## TASK TO COMPLETE
Wherever the word "Project" appears in a line, extract that line.

## MATERIALS PROVIDED
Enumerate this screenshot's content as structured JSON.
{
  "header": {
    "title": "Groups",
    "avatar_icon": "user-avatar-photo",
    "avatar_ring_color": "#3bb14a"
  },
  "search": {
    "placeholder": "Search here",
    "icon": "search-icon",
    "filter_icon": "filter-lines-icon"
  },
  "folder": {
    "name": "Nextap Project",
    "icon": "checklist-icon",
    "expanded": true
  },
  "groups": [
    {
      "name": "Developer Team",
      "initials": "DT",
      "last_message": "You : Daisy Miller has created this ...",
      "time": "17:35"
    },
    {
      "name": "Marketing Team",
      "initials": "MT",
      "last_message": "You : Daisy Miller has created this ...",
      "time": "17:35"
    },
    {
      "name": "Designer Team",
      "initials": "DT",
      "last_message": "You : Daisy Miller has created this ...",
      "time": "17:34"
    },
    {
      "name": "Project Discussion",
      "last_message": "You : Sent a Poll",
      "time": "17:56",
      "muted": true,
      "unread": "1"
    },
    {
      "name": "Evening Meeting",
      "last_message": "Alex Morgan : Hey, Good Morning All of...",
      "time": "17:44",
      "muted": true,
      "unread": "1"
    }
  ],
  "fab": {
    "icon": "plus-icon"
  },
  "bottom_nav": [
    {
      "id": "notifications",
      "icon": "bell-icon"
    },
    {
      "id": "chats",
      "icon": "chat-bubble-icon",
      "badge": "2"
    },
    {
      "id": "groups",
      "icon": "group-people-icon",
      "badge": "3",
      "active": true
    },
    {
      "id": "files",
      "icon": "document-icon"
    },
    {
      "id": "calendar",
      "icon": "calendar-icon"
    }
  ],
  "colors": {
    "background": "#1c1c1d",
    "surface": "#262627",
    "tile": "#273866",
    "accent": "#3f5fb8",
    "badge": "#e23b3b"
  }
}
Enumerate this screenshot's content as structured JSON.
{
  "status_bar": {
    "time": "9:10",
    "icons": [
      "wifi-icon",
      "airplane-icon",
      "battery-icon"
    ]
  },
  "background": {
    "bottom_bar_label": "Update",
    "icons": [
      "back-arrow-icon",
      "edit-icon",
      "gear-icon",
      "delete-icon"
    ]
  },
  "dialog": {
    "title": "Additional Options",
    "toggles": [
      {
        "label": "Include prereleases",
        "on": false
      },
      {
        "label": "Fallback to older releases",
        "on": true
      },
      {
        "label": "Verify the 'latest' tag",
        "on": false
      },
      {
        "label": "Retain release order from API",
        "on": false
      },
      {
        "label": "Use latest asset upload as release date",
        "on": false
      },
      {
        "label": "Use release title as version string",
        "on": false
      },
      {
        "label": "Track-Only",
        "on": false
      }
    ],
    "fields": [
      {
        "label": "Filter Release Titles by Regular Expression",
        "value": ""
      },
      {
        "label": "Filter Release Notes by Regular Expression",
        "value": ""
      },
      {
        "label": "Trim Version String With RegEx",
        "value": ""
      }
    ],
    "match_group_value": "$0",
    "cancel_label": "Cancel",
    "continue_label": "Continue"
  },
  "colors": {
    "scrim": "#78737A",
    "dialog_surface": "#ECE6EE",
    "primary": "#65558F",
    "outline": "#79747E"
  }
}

## OUTPUT OF THE EXERCISE
    "name": "Nextap Project",
      "name": "Project Discussion",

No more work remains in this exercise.